Avvicinarsi, senza speculazioni, al mondo particolare dei transessuali
non è cosa agevole. E’ una realtà che per buona parte non conosciamo e
di cui molti diffidano. Coraggioso è stato l’intento del regista e
sceneggiatore Duncan Tucker di costruire un film dal titolo "Transamerica"
sui problemi, i drammi, le incertezze del transessuale Bree posto, senza
volerlo., dinanzi ad una situazione singolare che lo costringe ad un
ripensamento sui suoi problemi esistenziali.
Bree è un transessuale, di Los Angeles sui 40 anni, che appare
all’esterno come una donna, anche se è in attesa di un intervento
chirurgico che annullerà i segni della passata mascolinità. E’ un essere
umano in crisi di identità da molti anni, timoroso di vedere scoperto il
suo segreto, isolato dalla ricca famiglia borghese da cui proviene. D’un
tratto dal carcere di New York gli telefona Toby, un giovane disadattato
di 16 anni, alla ricerca del padre. Bree nega di conoscerlo ma in realtà
ricorda di avere avuto da giovanissimo una breve relazione con una donna
e, nel dubbio, va a trovare il giovane. Il primo impatto non è facile,
Bree nasconde la sua identità sessuale a Toby e quindi non può
rivelargli di essere suo padre. Si spaccia per una missionaria della
chiesa del Padre potenziale. Il ragazzo è in una situazione difficile,
povero, spesso dedito alla droga, orfano di madre e con un patrigno che
odia. Bree, ormai certo della sua paternità, induce il giovane- previa
promessa di ritrovare il fantomatico padre- a intraprendere insieme un
viaggio che li porterà a Los Angeles in auto. Questo viaggio è in
pratica il motore con cui si sviluppa la storia. Non mancano i contrasti
e le incomprensioni tra i due. Bree è sensibile e pieno di pudori, il
ragazzo è arrogante, talvolta brutale, anche se non riesce a nascondere
il suo desiderio di avere una famiglia. Nel lungo viaggio succede di
tutto, attraversano il sud degli Stati Uniti, superano problemi e
difficoltà, inizia una solidarietà che non si incrina neppure quando
Toby scopre che la “missionaria“ è fisicamente un uomo. Contattano la
famiglia del transessuale. La madre di Bree vive con grottesca angoscia
la rivelazione che i due sono padre e figlio ed in un certo qual modo
costringe lo stesso Bree a rivelare a Toby di essere suo padre. Il
giovane reagisce violentemente e fugge lontano. Con il tempo la
situazione migliora. Il giovane va a trovare nella sua casa di Los
Angeles il padre, sia pure a fatica un dialogo tra i due inizia. In
fondo hanno bisogno l’uno dell’altro.

+-------+

**ESERCIZIO 1:**
Riporta parola per parola le righe dei record dalla prima fino a quella che contiene "category-label: EPS 2% bbox=[554, 1473, 688, 1607]", inclusa.

**Dati sulla posizione degli elementi:**
+-------+

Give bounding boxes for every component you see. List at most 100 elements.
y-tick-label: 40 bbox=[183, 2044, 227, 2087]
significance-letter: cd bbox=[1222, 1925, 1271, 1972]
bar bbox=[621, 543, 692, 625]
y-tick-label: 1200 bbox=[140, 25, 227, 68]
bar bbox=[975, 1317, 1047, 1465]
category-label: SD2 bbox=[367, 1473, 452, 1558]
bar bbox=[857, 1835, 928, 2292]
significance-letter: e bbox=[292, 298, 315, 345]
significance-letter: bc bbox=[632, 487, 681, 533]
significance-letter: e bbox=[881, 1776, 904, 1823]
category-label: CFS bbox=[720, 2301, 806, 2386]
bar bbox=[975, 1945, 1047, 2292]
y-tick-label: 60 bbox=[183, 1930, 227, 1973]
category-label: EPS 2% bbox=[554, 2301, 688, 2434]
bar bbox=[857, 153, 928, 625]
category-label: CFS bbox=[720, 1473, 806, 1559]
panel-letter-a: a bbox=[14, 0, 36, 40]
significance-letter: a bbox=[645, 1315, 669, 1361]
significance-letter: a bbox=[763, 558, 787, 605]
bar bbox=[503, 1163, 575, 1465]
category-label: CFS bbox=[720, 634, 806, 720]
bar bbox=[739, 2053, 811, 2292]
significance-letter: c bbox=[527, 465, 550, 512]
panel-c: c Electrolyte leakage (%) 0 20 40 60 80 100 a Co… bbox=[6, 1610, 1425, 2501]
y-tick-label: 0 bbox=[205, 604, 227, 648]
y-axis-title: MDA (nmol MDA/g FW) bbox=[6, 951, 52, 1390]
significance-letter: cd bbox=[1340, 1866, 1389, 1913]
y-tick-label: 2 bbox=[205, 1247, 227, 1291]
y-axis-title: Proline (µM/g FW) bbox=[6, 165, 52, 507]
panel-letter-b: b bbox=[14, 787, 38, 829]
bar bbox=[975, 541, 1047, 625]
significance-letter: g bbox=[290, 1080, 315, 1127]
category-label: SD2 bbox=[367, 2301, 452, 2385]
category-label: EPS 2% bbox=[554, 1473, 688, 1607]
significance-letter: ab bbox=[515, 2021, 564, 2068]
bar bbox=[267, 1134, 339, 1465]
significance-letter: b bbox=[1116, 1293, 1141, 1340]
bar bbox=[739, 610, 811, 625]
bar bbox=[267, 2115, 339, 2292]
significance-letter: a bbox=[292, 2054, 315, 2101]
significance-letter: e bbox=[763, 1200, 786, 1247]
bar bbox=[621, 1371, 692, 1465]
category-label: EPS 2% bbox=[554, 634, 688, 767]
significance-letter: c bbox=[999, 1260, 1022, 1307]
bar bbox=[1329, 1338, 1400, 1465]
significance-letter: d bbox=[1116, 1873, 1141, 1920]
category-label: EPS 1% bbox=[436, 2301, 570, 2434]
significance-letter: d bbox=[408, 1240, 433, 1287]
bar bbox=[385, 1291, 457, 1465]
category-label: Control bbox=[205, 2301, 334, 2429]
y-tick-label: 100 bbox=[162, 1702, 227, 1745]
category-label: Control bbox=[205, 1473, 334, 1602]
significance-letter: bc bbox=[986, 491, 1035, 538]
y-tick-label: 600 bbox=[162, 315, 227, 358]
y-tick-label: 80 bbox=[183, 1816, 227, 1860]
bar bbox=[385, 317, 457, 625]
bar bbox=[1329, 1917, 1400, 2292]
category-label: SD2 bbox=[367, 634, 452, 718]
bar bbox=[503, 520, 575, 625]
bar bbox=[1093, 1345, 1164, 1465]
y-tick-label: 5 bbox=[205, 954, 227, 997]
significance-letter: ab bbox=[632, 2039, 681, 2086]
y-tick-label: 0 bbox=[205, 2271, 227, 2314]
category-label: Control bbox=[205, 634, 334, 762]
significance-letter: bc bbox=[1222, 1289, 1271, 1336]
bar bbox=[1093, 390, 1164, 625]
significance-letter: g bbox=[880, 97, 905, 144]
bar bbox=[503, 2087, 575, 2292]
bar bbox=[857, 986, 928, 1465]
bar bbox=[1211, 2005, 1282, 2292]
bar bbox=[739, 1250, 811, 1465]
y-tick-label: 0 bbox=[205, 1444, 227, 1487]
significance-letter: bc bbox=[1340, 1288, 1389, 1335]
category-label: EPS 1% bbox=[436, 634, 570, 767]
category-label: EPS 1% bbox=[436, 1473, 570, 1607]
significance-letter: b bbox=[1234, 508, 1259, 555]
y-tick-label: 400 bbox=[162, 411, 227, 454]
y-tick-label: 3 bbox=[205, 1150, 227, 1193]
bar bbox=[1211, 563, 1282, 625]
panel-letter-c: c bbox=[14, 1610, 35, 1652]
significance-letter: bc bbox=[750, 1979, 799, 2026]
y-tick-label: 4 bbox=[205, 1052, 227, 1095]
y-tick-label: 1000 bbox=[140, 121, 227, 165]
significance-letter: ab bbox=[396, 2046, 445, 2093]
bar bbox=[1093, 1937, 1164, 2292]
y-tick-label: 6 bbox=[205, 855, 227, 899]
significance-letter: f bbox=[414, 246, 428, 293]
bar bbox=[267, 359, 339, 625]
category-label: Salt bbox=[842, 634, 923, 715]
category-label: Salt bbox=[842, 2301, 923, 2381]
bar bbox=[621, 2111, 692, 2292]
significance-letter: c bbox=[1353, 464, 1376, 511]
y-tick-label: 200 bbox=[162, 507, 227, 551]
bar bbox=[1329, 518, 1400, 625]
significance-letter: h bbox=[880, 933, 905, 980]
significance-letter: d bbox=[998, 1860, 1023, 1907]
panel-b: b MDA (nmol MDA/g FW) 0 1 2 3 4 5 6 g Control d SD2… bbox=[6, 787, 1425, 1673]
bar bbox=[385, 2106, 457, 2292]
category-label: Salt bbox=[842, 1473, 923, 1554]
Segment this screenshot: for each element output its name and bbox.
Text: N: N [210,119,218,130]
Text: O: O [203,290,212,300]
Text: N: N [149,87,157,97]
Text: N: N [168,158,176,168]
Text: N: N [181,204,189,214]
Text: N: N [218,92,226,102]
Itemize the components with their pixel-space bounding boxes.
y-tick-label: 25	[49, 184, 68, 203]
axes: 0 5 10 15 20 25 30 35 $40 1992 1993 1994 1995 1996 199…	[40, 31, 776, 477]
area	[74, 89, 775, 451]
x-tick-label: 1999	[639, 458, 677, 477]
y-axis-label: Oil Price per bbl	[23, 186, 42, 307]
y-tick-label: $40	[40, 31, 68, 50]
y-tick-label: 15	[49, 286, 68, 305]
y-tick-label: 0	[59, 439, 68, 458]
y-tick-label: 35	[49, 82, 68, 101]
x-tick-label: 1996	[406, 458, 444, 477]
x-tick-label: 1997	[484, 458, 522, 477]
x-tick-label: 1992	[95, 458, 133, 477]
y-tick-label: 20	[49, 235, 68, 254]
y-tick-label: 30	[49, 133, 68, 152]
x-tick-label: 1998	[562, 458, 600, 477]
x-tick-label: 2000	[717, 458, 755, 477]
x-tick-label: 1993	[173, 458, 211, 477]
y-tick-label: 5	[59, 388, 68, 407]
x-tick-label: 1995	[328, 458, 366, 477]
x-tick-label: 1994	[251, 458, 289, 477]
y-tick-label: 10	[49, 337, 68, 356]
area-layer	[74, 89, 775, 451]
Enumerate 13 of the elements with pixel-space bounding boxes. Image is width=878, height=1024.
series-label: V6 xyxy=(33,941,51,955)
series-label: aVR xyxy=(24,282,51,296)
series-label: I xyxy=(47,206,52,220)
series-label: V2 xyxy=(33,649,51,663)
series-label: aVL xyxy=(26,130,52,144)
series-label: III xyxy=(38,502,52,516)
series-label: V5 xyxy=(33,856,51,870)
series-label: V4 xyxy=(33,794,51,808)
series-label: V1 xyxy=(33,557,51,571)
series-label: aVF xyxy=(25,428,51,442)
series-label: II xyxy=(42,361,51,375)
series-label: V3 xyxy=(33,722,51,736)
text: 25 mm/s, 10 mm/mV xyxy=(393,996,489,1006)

+-------+

**ESERCIZIO 2:**
Rispondi a queste domande sulla recensione:
(a) Chi ha diretto e sceneggiato "Transamerica"?
(b) Da dove telefona Toby a Bree?
(c) Quanti anni ha Toby?

**RISULTATO DELL'ESERCIZIO 1:**
Give bounding boxes for every component you see. List at most 100 elements.
y-tick-label: 40 bbox=[183, 2044, 227, 2087]
significance-letter: cd bbox=[1222, 1925, 1271, 1972]
bar bbox=[621, 543, 692, 625]
y-tick-label: 1200 bbox=[140, 25, 227, 68]
bar bbox=[975, 1317, 1047, 1465]
category-label: SD2 bbox=[367, 1473, 452, 1558]
bar bbox=[857, 1835, 928, 2292]
significance-letter: e bbox=[292, 298, 315, 345]
significance-letter: bc bbox=[632, 487, 681, 533]
significance-letter: e bbox=[881, 1776, 904, 1823]
category-label: CFS bbox=[720, 2301, 806, 2386]
bar bbox=[975, 1945, 1047, 2292]
y-tick-label: 60 bbox=[183, 1930, 227, 1973]
category-label: EPS 2% bbox=[554, 2301, 688, 2434]
bar bbox=[857, 153, 928, 625]
category-label: CFS bbox=[720, 1473, 806, 1559]
panel-letter-a: a bbox=[14, 0, 36, 40]
significance-letter: a bbox=[645, 1315, 669, 1361]
significance-letter: a bbox=[763, 558, 787, 605]
bar bbox=[503, 1163, 575, 1465]
category-label: CFS bbox=[720, 634, 806, 720]
bar bbox=[739, 2053, 811, 2292]
significance-letter: c bbox=[527, 465, 550, 512]
panel-c: c Electrolyte leakage (%) 0 20 40 60 80 100 a Co… bbox=[6, 1610, 1425, 2501]
y-tick-label: 0 bbox=[205, 604, 227, 648]
y-axis-title: MDA (nmol MDA/g FW) bbox=[6, 951, 52, 1390]
significance-letter: cd bbox=[1340, 1866, 1389, 1913]
y-tick-label: 2 bbox=[205, 1247, 227, 1291]
y-axis-title: Proline (µM/g FW) bbox=[6, 165, 52, 507]
panel-letter-b: b bbox=[14, 787, 38, 829]
bar bbox=[975, 541, 1047, 625]
significance-letter: g bbox=[290, 1080, 315, 1127]
category-label: SD2 bbox=[367, 2301, 452, 2385]
category-label: EPS 2% bbox=[554, 1473, 688, 1607]

**RISULTATO DELL'ESERCIZIO 2:**
(a) Duncan Tucker.
(b) Dal carcere di New York.
(c) 16 anni.